### Directions
Transcribe the records below exactly as they appear.

** Start of Information shown **

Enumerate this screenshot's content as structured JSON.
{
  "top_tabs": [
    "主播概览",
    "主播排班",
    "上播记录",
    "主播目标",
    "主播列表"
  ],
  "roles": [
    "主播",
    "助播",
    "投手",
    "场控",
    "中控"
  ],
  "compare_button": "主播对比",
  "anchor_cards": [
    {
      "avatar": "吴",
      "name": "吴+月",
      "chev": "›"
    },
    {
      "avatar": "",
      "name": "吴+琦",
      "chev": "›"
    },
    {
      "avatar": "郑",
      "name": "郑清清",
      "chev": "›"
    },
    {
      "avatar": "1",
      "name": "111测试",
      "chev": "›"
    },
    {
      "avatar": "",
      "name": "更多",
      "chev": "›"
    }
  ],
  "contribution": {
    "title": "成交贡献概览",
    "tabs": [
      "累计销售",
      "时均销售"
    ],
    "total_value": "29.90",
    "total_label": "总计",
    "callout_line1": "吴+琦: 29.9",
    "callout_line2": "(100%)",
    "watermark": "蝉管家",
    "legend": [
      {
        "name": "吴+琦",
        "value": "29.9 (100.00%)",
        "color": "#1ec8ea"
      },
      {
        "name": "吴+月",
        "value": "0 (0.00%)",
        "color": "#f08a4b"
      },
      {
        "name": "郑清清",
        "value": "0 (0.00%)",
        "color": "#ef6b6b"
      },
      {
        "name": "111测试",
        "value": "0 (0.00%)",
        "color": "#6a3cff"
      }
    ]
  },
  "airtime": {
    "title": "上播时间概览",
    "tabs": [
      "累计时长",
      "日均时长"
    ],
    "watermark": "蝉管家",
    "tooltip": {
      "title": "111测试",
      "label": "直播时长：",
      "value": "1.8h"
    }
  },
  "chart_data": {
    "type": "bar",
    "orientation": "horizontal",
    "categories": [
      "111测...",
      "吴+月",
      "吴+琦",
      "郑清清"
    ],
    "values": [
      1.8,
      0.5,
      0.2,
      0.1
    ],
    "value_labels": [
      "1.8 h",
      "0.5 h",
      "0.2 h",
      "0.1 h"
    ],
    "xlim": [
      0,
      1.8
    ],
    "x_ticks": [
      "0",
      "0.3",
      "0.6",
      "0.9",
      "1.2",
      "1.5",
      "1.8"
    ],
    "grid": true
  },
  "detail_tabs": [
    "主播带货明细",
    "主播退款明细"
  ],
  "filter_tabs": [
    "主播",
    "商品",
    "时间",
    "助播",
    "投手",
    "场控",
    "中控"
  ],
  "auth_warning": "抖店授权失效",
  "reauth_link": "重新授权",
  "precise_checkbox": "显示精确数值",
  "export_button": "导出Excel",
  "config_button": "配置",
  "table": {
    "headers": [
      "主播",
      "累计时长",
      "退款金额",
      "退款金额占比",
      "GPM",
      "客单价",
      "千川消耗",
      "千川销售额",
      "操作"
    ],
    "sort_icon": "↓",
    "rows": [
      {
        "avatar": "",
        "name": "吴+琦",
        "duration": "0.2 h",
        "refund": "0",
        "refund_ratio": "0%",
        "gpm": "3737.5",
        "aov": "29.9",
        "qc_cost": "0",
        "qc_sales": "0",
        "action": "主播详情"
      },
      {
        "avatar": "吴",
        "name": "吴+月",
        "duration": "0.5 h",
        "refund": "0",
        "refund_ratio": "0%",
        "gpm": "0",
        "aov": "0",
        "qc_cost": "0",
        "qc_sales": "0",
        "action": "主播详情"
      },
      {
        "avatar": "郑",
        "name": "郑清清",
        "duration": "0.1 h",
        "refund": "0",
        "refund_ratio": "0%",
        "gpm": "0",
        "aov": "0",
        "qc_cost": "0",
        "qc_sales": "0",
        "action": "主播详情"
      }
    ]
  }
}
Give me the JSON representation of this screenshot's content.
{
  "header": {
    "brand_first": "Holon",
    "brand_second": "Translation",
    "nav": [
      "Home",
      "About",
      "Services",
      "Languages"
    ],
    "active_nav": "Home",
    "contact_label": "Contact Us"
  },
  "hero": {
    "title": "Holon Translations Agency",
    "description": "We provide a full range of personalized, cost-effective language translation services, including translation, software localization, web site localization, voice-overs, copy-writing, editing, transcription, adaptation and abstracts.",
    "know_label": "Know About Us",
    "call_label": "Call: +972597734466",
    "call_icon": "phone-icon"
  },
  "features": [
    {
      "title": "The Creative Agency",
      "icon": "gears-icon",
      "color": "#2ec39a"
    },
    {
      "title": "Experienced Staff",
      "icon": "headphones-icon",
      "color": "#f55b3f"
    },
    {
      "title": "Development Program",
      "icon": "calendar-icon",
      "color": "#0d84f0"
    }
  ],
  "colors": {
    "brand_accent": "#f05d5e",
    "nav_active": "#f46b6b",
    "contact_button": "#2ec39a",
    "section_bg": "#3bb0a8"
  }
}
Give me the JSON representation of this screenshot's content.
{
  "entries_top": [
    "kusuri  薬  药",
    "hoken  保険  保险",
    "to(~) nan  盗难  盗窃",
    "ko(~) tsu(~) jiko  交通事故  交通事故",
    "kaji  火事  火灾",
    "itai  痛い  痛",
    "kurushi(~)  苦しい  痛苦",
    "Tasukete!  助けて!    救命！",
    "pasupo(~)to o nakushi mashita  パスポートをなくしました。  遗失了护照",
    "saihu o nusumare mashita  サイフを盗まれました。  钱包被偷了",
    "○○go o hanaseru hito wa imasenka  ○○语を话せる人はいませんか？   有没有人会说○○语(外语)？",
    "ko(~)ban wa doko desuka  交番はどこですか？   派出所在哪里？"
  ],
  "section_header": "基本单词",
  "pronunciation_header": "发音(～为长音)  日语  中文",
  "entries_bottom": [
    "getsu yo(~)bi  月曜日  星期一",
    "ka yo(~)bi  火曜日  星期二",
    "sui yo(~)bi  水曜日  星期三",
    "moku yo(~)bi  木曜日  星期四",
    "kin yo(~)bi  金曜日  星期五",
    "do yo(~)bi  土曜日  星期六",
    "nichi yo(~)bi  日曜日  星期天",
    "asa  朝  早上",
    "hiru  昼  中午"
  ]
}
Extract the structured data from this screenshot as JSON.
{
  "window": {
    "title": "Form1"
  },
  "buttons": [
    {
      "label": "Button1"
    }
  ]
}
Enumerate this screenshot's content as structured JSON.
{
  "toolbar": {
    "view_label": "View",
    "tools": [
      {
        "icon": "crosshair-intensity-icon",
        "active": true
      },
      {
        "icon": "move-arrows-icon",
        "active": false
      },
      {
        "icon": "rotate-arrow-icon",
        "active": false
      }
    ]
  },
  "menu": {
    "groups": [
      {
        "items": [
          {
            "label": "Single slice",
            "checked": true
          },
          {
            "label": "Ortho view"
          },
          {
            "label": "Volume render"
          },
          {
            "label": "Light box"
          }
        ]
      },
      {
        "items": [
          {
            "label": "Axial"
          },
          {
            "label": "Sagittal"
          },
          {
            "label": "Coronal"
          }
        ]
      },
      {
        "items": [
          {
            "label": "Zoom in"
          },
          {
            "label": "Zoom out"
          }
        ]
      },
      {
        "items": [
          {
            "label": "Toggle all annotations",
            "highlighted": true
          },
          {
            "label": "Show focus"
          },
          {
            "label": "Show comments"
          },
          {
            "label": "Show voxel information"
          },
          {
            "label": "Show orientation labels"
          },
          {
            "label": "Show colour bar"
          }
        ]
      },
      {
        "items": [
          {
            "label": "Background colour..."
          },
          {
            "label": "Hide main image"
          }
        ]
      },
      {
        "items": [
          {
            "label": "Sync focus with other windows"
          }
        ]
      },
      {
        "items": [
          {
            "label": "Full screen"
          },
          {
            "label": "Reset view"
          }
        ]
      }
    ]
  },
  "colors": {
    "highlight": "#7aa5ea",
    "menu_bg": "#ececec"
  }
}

** End of Information shown **

### Reply
Enumerate this screenshot's content as structured JSON.
{
  "top_tabs": [
    "主播概览",
    "主播排班",
    "上播记录",
    "主播目标",
    "主播列表"
  ],
  "roles": [
    "主播",
    "助播",
    "投手",
    "场控",
    "中控"
  ],
  "compare_button": "主播对比",
  "anchor_cards": [
    {
      "avatar": "吴",
      "name": "吴+月",
      "chev": "›"
    },
    {
      "avatar": "",
      "name": "吴+琦",
      "chev": "›"
    },
    {
      "avatar": "郑",
      "name": "郑清清",
      "chev": "›"
    },
    {
      "avatar": "1",
      "name": "111测试",
      "chev": "›"
    },
    {
      "avatar": "",
      "name": "更多",
      "chev": "›"
    }
  ],
  "contribution": {
    "title": "成交贡献概览",
    "tabs": [
      "累计销售",
      "时均销售"
    ],
    "total_value": "29.90",
    "total_label": "总计",
    "callout_line1": "吴+琦: 29.9",
    "callout_line2": "(100%)",
    "watermark": "蝉管家",
    "legend": [
      {
        "name": "吴+琦",
        "value": "29.9 (100.00%)",
        "color": "#1ec8ea"
      },
      {
        "name": "吴+月",
        "value": "0 (0.00%)",
        "color": "#f08a4b"
      },
      {
        "name": "郑清清",
        "value": "0 (0.00%)",
        "color": "#ef6b6b"
      },
      {
        "name": "111测试",
        "value": "0 (0.00%)",
        "color": "#6a3cff"
      }
    ]
  },
  "airtime": {
    "title": "上播时间概览",
    "tabs": [
      "累计时长",
      "日均时长"
    ],
    "watermark": "蝉管家",
    "tooltip": {
      "title": "111测试",
      "label": "直播时长：",
      "value": "1.8h"
    }
  },
  "chart_data": {
    "type": "bar",
    "orientation": "horizontal",
    "categories": [
      "111测...",
      "吴+月",
      "吴+琦",
      "郑清清"
    ],
    "values": [
      1.8,
      0.5,
      0.2,
      0.1
    ],
    "value_labels": [
      "1.8 h",
      "0.5 h",
      "0.2 h",
      "0.1 h"
    ],
    "xlim": [
      0,
      1.8
    ],
    "x_ticks": [
      "0",
      "0.3",
      "0.6",
      "0.9",
      "1.2",
      "1.5",
      "1.8"
    ],
    "grid": true
  },
  "detail_tabs": [
    "主播带货明细",
    "主播退款明细"
  ],
  "filter_tabs": [
    "主播",
    "商品",
    "时间",
    "助播",
    "投手",
    "场控",
    "中控"
  ],
  "auth_warning": "抖店授权失效",
  "reauth_link": "重新授权",
  "precise_checkbox": "显示精确数值",
  "export_button": "导出Excel",
  "config_button": "配置",
  "table": {
    "headers": [
      "主播",
      "累计时长",
      "退款金额",
      "退款金额占比",
      "GPM",
      "客单价",
      "千川消耗",
      "千川销售额",
      "操作"
    ],
    "sort_icon": "↓",
    "rows": [
      {
        "avatar": "",
        "name": "吴+琦",
        "duration": "0.2 h",
        "refund": "0",
        "refund_ratio": "0%",
        "gpm": "3737.5",
        "aov": "29.9",
        "qc_cost": "0",
        "qc_sales": "0",
        "action": "主播详情"
      },
      {
        "avatar": "吴",
        "name": "吴+月",
        "duration": "0.5 h",
        "refund": "0",
        "refund_ratio": "0%",
        "gpm": "0",
        "aov": "0",
        "qc_cost": "0",
        "qc_sales": "0",
        "action": "主播详情"
      },
      {
        "avatar": "郑",
        "name": "郑清清",
        "duration": "0.1 h",
        "refund": "0",
        "refund_ratio": "0%",
        "gpm": "0",
        "aov": "0",
        "qc_cost": "0",
        "qc_sales": "0",
        "action": "主播详情"
      }
    ]
  }
}
Give me the JSON representation of this screenshot's content.
{
  "header": {
    "brand_first": "Holon",
    "brand_second": "Translation",
    "nav": [
      "Home",
      "About",
      "Services",
      "Languages"
    ],
    "active_nav": "Home",
    "contact_label": "Contact Us"
  },
  "hero": {
    "title": "Holon Translations Agency",
    "description": "We provide a full range of personalized, cost-effective language translation services, including translation, software localization, web site localization, voice-overs, copy-writing, editing, transcription, adaptation and abstracts.",
    "know_label": "Know About Us",
    "call_label": "Call: +972597734466",
    "call_icon": "phone-icon"
  },
  "features": [
    {
      "title": "The Creative Agency",
      "icon": "gears-icon",
      "color": "#2ec39a"
    },
    {
      "title": "Experienced Staff",
      "icon": "headphones-icon",
      "color": "#f55b3f"
    },
    {
      "title": "Development Program",
      "icon": "calendar-icon",
      "color": "#0d84f0"
    }
  ],
  "colors": {
    "brand_accent": "#f05d5e",
    "nav_active": "#f46b6b",
    "contact_button": "#2ec39a",
    "section_bg": "#3bb0a8"
  }
}
Give me the JSON representation of this screenshot's content.
{
  "entries_top": [
    "kusuri  薬  药",
    "hoken  保険  保险",
    "to(~) nan  盗难  盗窃",
    "ko(~) tsu(~) jiko  交通事故  交通事故",
    "kaji  火事  火灾",
    "itai  痛い  痛",
    "kurushi(~)  苦しい  痛苦",
    "Tasukete!  助けて!    救命！",
    "pasupo(~)to o nakushi mashita  パスポートをなくしました。  遗失了护照",
    "saihu o nusumare mashita  サイフを盗まれました。  钱包被偷了",
    "○○go o hanaseru hito wa imasenka  ○○语を话せる人はいませんか？   有没有人会说○○语(外语)？",
    "ko(~)ban wa doko desuka  交番はどこですか？   派出所在哪里？"
  ],
  "section_header": "基本单词",
  "pronunciation_header": "发音(～为长音)  日语  中文",
  "entries_bottom": [
    "getsu yo(~)bi  月曜日  星期一",
    "ka yo(~)bi  火曜日  星期二",
    "sui yo(~)bi  水曜日  星期三",
    "moku yo(~)bi  木曜日  星期四",
    "kin yo(~)bi  金曜日  星期五",
    "do yo(~)bi  土曜日  星期六",
    "nichi yo(~)bi  日曜日  星期天",
    "asa  朝  早上",
    "hiru  昼  中午"
  ]
}
Extract the structured data from this screenshot as JSON.
{
  "window": {
    "title": "Form1"
  },
  "buttons": [
    {
      "label": "Button1"
    }
  ]
}
Enumerate this screenshot's content as structured JSON.
{
  "toolbar": {
    "view_label": "View",
    "tools": [
      {
        "icon": "crosshair-intensity-icon",
        "active": true
      },
      {
        "icon": "move-arrows-icon",
        "active": false
      },
      {
        "icon": "rotate-arrow-icon",
        "active": false
      }
    ]
  },
  "menu": {
    "groups": [
      {
        "items": [
          {
            "label": "Single slice",
            "checked": true
          },
          {
            "label": "Ortho view"
          },
          {
            "label": "Volume render"
          },
          {
            "label": "Light box"
          }
        ]
      },
      {
        "items": [
          {
            "label": "Axial"
          },
          {
            "label": "Sagittal"
          },
          {
            "label": "Coronal"
          }
        ]
      },
      {
        "items": [
          {
            "label": "Zoom in"
          },
          {
            "label": "Zoom out"
          }
        ]
      },
      {
        "items": [
          {
            "label": "Toggle all annotations",
            "highlighted": true
          },
          {
            "label": "Show focus"
          },
          {
            "label": "Show comments"
          },
          {
            "label": "Show voxel information"
          },
          {
            "label": "Show orientation labels"
          },
          {
            "label": "Show colour bar"
          }
        ]
      },
      {
        "items": [
          {
            "label": "Background colour..."
          },
          {
            "label": "Hide main image"
          }
        ]
      },
      {
        "items": [
          {
            "label": "Sync focus with other windows"
          }
        ]
      },
      {
        "items": [
          {
            "label": "Full screen"
          },
          {
            "label": "Reset view"
          }
        ]
      }
    ]
  },
  "colors": {
    "highlight": "#7aa5ea",
    "menu_bg": "#ececec"
  }
}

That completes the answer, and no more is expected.